## Exercise
Retype the whole listing verbatim and keep the pictures out of it.

** start **

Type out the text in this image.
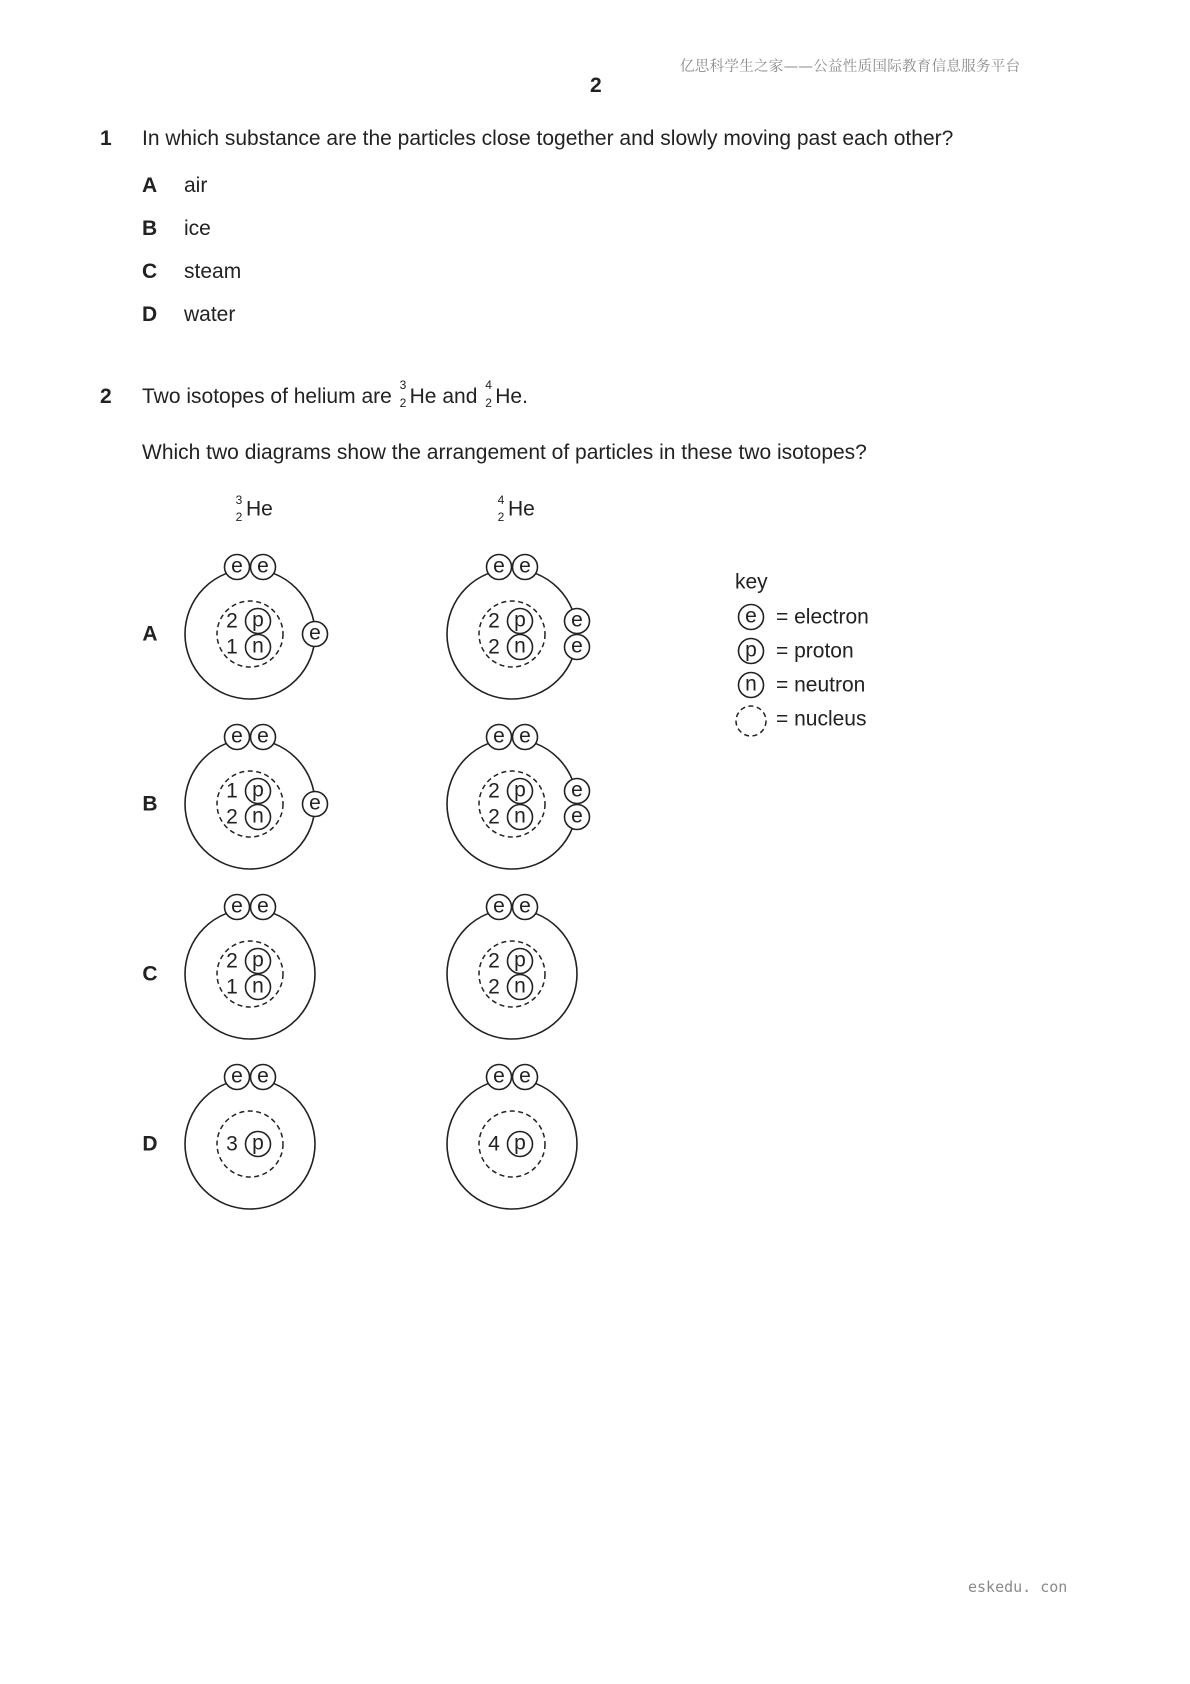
亿思科学生之家——公益性质国际教育信息服务平台
2
1 In which substance are the particles close together and slowly moving past each other?
A air
B ice
C steam
D water
2 Two isotopes of helium are 3
2 He and 4
2 He.
Which two diagrams show the arrangement of particles in these two isotopes?
3
2 He	4
2 He
A
e e
e
2 p
1 n
e e
e
e
2 p
2 n
B
e e
e
1 p
2 n
e e
e
e
2 p
2 n
C
e e
2 p
1 n
e e
2 p
2 n
D
e e
3 p
e e
4 p
key
e = electron
p = proton
n = neutron
= nucleus
eskedu. con
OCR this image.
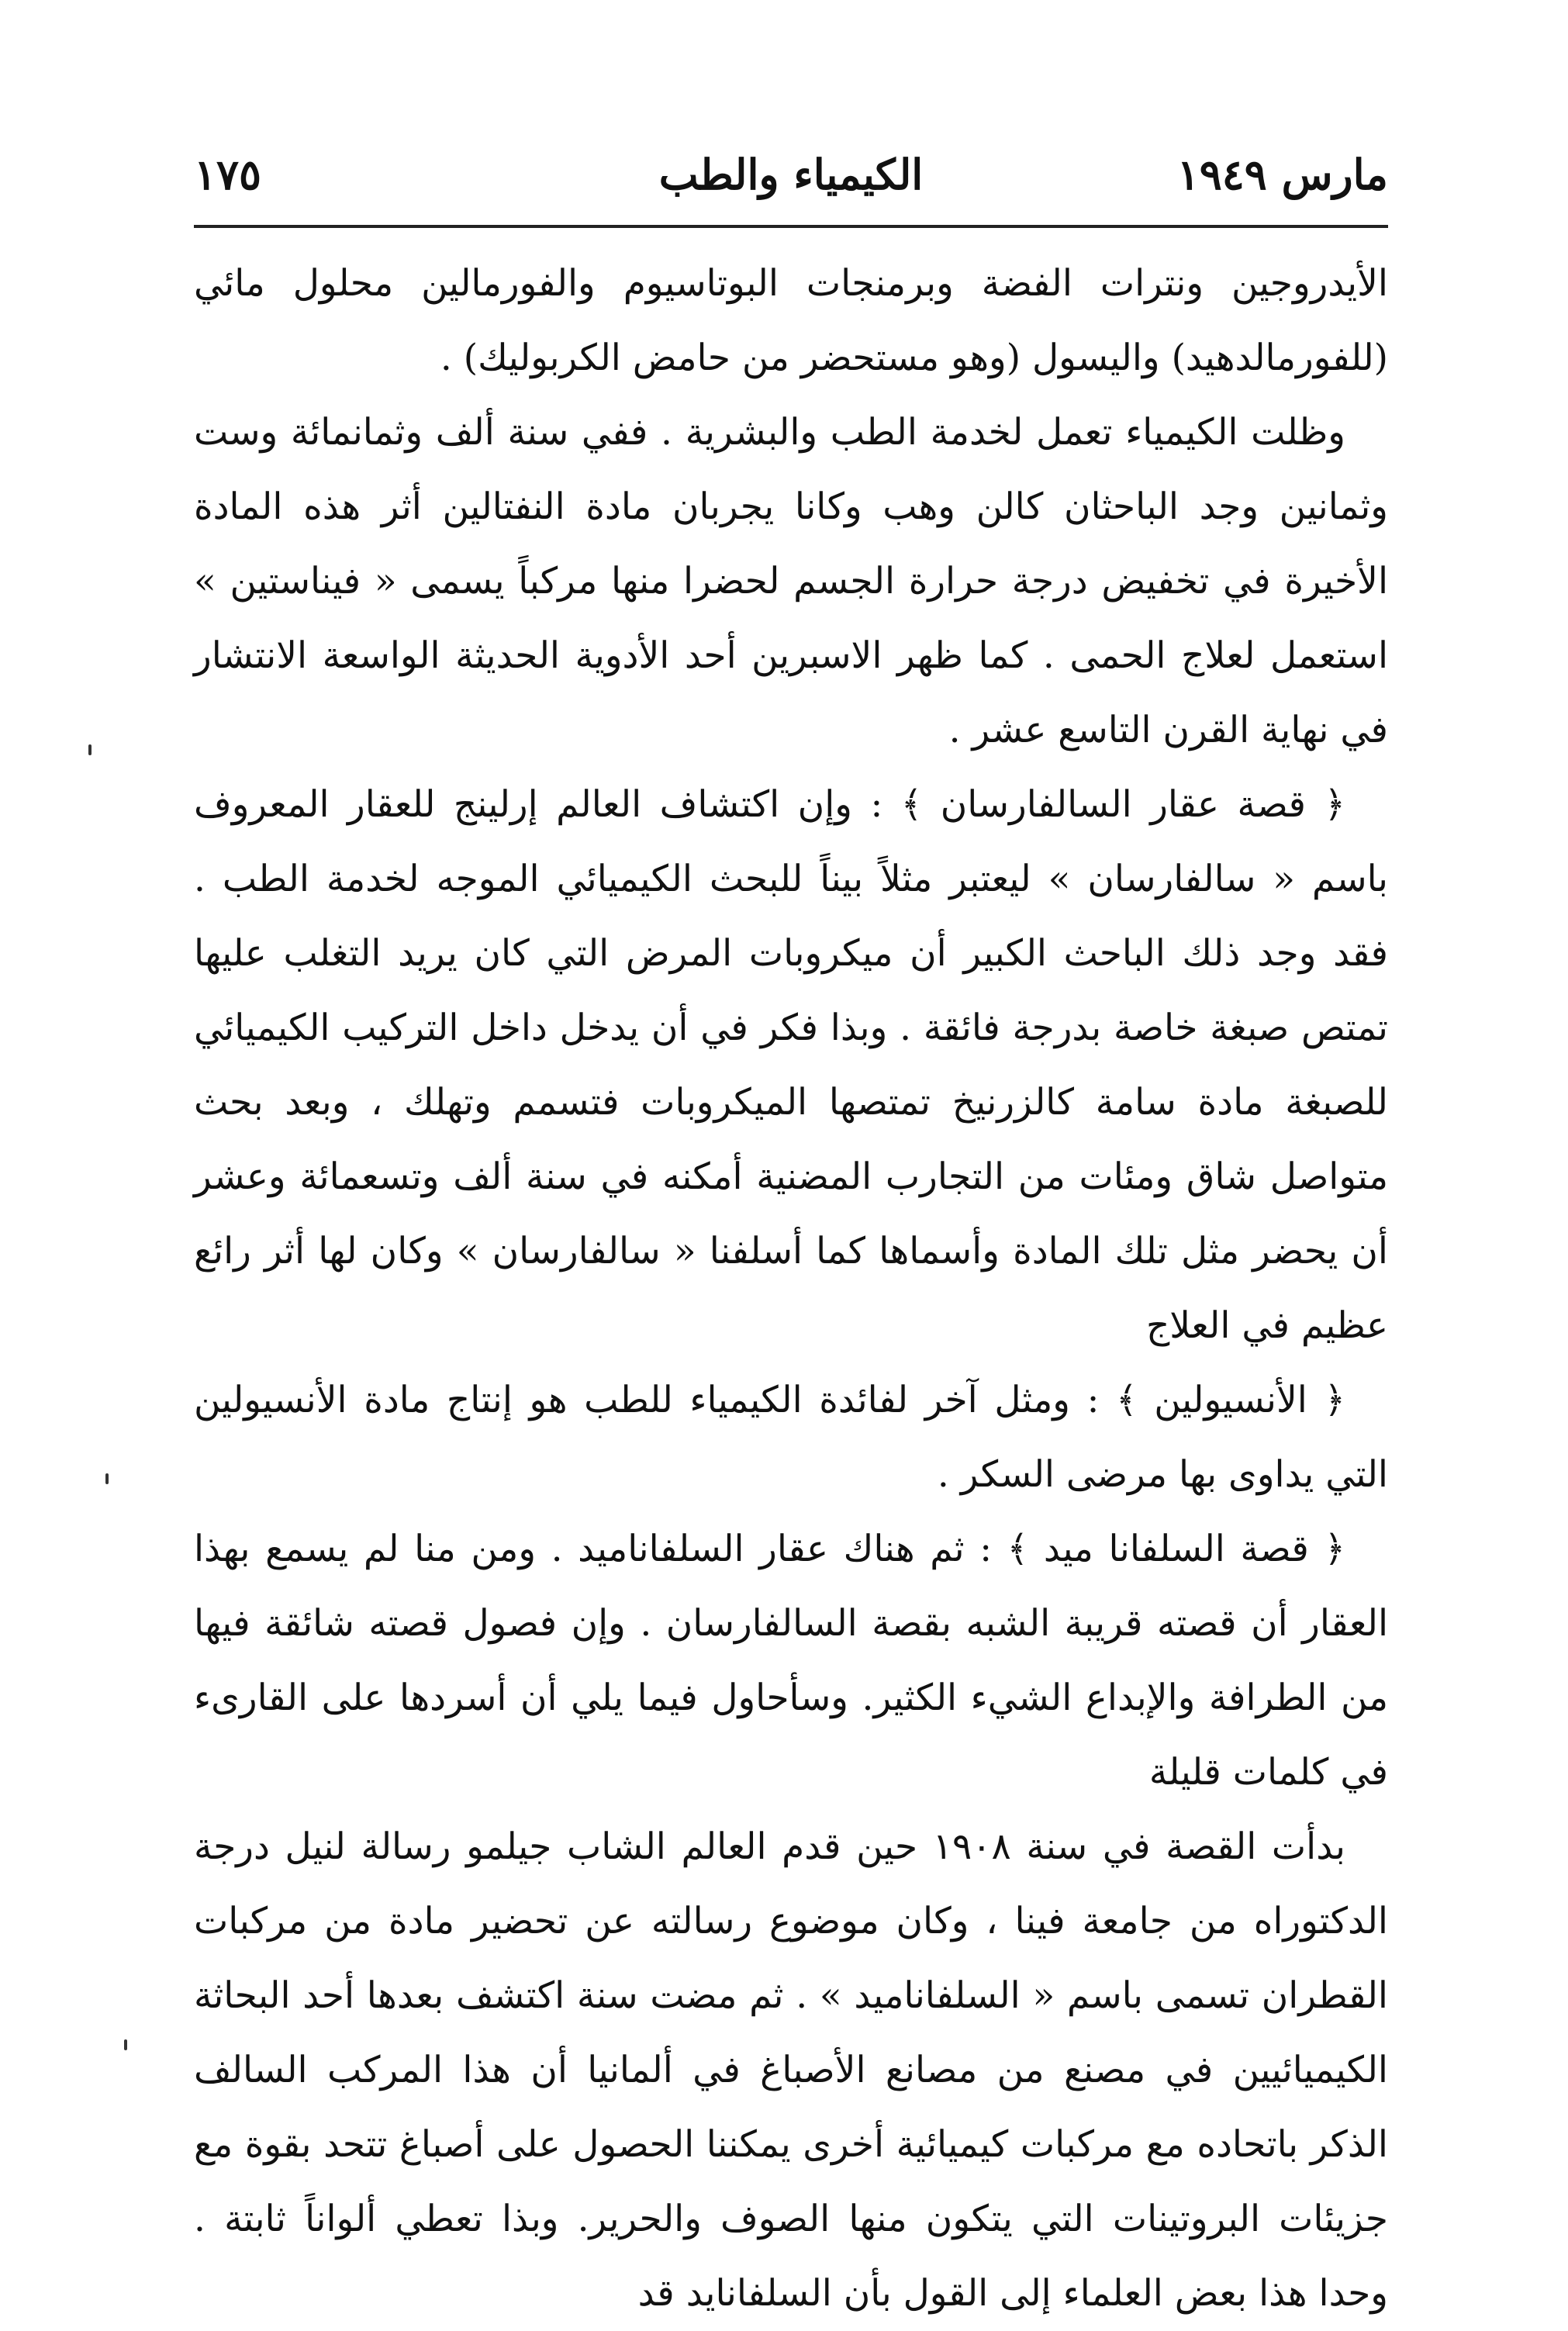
مارس ١٩٤٩
الكيمياء والطب
١٧٥

الأيدروجين ونترات الفضة وبرمنجات البوتاسيوم والفورمالين محلول مائي (للفورمالدهيد) واليسول (وهو مستحضر من حامض الكربوليك) .

وظلت الكيمياء تعمل لخدمة الطب والبشرية . ففي سنة ألف وثمانمائة وست وثمانين وجد الباحثان كالن وهب وكانا يجربان مادة النفتالين أثر هذه المادة الأخيرة في تخفيض درجة حرارة الجسم لحضرا منها مركباً يسمى « فيناستين » استعمل لعلاج الحمى . كما ظهر الاسبرين أحد الأدوية الحديثة الواسعة الانتشار في نهاية القرن التاسع عشر .

﴿ قصة عقار السالفارسان ﴾ : وإن اكتشاف العالم إرلينج للعقار المعروف باسم « سالفارسان » ليعتبر مثلاً بيناً للبحث الكيميائي الموجه لخدمة الطب . فقد وجد ذلك الباحث الكبير أن ميكروبات المرض التي كان يريد التغلب عليها تمتص صبغة خاصة بدرجة فائقة . وبذا فكر في أن يدخل داخل التركيب الكيميائي للصبغة مادة سامة كالزرنيخ تمتصها الميكروبات فتسمم وتهلك ، وبعد بحث متواصل شاق ومئات من التجارب المضنية أمكنه في سنة ألف وتسعمائة وعشر أن يحضر مثل تلك المادة وأسماها كما أسلفنا « سالفارسان » وكان لها أثر رائع عظيم في العلاج

﴿ الأنسيولين ﴾ : ومثل آخر لفائدة الكيمياء للطب هو إنتاج مادة الأنسيولين التي يداوى بها مرضى السكر .

﴿ قصة السلفانا ميد ﴾ : ثم هناك عقار السلفاناميد . ومن منا لم يسمع بهذا العقار أن قصته قريبة الشبه بقصة السالفارسان . وإن فصول قصته شائقة فيها من الطرافة والإبداع الشيء الكثير. وسأحاول فيما يلي أن أسردها على القارىء في كلمات قليلة

بدأت القصة في سنة ١٩٠٨ حين قدم العالم الشاب جيلمو رسالة لنيل درجة الدكتوراه من جامعة فينا ، وكان موضوع رسالته عن تحضير مادة من مركبات القطران تسمى باسم « السلفاناميد » . ثم مضت سنة اكتشف بعدها أحد البحاثة الكيميائيين في مصنع من مصانع الأصباغ في ألمانيا أن هذا المركب السالف الذكر باتحاده مع مركبات كيميائية أخرى يمكننا الحصول على أصباغ تتحد بقوة مع جزيئات البروتينات التي يتكون منها الصوف والحرير. وبذا تعطي ألواناً ثابتة . وحدا هذا بعض العلماء إلى القول بأن السلفانايد قد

** end **

## Complete output
Type out the text in this image.
亿思科学生之家——公益性质国际教育信息服务平台
2
1 In which substance are the particles close together and slowly moving past each other?
A air
B ice
C steam
D water
2 Two isotopes of helium are 3
2 He and 4
2 He.
Which two diagrams show the arrangement of particles in these two isotopes?
3
2 He	4
2 He
A
e e
e
2 p
1 n
e e
e
e
2 p
2 n
B
e e
e
1 p
2 n
e e
e
e
2 p
2 n
C
e e
2 p
1 n
e e
2 p
2 n
D
e e
3 p
e e
4 p
key
e = electron
p = proton
n = neutron
= nucleus
eskedu. con
OCR this image.
مارس ١٩٤٩
الكيمياء والطب
١٧٥

الأيدروجين ونترات الفضة وبرمنجات البوتاسيوم والفورمالين محلول مائي (للفورمالدهيد) واليسول (وهو مستحضر من حامض الكربوليك) .

وظلت الكيمياء تعمل لخدمة الطب والبشرية . ففي سنة ألف وثمانمائة وست وثمانين وجد الباحثان كالن وهب وكانا يجربان مادة النفتالين أثر هذه المادة الأخيرة في تخفيض درجة حرارة الجسم لحضرا منها مركباً يسمى « فيناستين » استعمل لعلاج الحمى . كما ظهر الاسبرين أحد الأدوية الحديثة الواسعة الانتشار في نهاية القرن التاسع عشر .

﴿ قصة عقار السالفارسان ﴾ : وإن اكتشاف العالم إرلينج للعقار المعروف باسم « سالفارسان » ليعتبر مثلاً بيناً للبحث الكيميائي الموجه لخدمة الطب . فقد وجد ذلك الباحث الكبير أن ميكروبات المرض التي كان يريد التغلب عليها تمتص صبغة خاصة بدرجة فائقة . وبذا فكر في أن يدخل داخل التركيب الكيميائي للصبغة مادة سامة كالزرنيخ تمتصها الميكروبات فتسمم وتهلك ، وبعد بحث متواصل شاق ومئات من التجارب المضنية أمكنه في سنة ألف وتسعمائة وعشر أن يحضر مثل تلك المادة وأسماها كما أسلفنا « سالفارسان » وكان لها أثر رائع عظيم في العلاج

﴿ الأنسيولين ﴾ : ومثل آخر لفائدة الكيمياء للطب هو إنتاج مادة الأنسيولين التي يداوى بها مرضى السكر .

﴿ قصة السلفانا ميد ﴾ : ثم هناك عقار السلفاناميد . ومن منا لم يسمع بهذا العقار أن قصته قريبة الشبه بقصة السالفارسان . وإن فصول قصته شائقة فيها من الطرافة والإبداع الشيء الكثير. وسأحاول فيما يلي أن أسردها على القارىء في كلمات قليلة

بدأت القصة في سنة ١٩٠٨ حين قدم العالم الشاب جيلمو رسالة لنيل درجة الدكتوراه من جامعة فينا ، وكان موضوع رسالته عن تحضير مادة من مركبات القطران تسمى باسم « السلفاناميد » . ثم مضت سنة اكتشف بعدها أحد البحاثة الكيميائيين في مصنع من مصانع الأصباغ في ألمانيا أن هذا المركب السالف الذكر باتحاده مع مركبات كيميائية أخرى يمكننا الحصول على أصباغ تتحد بقوة مع جزيئات البروتينات التي يتكون منها الصوف والحرير. وبذا تعطي ألواناً ثابتة . وحدا هذا بعض العلماء إلى القول بأن السلفانايد قد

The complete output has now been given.